# Extract start

Moreover, if you're interested you can find a fully interactive visualisation of the word-net here: `word-network-interactive.Rmd/html` - [word-network-interactive.html](./word-network-interactive.html).
Analysis done here is inspired by:
- [Network Analysis and Visualization with R and igraph](https://kateto.net/netscix2016.html) by Katherine Ognyanova.
- Statistical Analysis of Network Data with R by Eric D. Kolaczyk and Gábor Csárdi 2014.
- igraph R package's documentation.
*Csárdi is the primary maintainer of the R igraph package.*
## Project structure
The goal of this project is to analyse chat data with my girlfriend; apply statistical methods, graph theory, and other data science techniques.

# Extract end

● Problems and tasks
A. In the extract on chat-data network analysis, who is the primary maintainer of the R igraph package?
B. Starting at the first line of the records and ending at the line containing "bar-layer [64,49,742,380]", substitute "List" for "Identify" and write out only those lines, with everything else unchanged.
The text and the records are unrelated to each other.

# Data provided start

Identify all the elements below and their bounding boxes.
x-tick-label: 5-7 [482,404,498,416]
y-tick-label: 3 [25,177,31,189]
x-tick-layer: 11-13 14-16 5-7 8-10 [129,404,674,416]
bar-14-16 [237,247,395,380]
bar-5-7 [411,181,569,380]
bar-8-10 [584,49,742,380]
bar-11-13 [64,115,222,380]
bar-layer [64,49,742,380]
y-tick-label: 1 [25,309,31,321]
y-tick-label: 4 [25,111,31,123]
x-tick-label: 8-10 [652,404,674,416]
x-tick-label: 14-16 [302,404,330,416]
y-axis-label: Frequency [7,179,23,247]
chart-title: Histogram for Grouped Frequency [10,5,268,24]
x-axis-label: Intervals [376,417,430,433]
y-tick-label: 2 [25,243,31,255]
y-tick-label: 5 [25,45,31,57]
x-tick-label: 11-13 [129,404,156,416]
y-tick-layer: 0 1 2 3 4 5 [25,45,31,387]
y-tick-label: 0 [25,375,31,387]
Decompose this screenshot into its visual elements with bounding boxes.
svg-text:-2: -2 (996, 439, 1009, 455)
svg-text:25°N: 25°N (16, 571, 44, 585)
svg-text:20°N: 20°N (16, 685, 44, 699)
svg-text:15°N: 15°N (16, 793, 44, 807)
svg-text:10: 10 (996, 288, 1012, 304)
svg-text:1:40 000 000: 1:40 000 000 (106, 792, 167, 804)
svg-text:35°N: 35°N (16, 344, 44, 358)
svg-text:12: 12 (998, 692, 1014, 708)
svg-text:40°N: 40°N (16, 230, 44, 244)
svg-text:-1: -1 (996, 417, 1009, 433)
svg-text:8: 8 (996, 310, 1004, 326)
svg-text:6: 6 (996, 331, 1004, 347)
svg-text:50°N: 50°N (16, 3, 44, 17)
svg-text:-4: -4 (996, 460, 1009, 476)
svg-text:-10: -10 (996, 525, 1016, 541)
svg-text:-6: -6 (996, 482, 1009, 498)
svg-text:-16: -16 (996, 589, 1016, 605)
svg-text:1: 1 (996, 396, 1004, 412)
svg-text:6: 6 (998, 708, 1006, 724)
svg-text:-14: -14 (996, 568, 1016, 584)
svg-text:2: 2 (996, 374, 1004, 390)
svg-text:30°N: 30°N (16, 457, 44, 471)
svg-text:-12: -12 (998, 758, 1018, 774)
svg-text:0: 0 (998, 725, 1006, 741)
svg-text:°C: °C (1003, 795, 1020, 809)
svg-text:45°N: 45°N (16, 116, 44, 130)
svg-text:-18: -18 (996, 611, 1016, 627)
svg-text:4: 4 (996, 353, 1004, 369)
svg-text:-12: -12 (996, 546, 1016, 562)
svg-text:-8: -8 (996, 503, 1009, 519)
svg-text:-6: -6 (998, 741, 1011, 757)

# Data provided end

● Task results
A. Gábor Csárdi

B.
List all the elements below and their bounding boxes.
x-tick-label: 5-7 [482,404,498,416]
y-tick-label: 3 [25,177,31,189]
x-tick-layer: 11-13 14-16 5-7 8-10 [129,404,674,416]
bar-14-16 [237,247,395,380]
bar-5-7 [411,181,569,380]
bar-8-10 [584,49,742,380]
bar-11-13 [64,115,222,380]
bar-layer [64,49,742,380]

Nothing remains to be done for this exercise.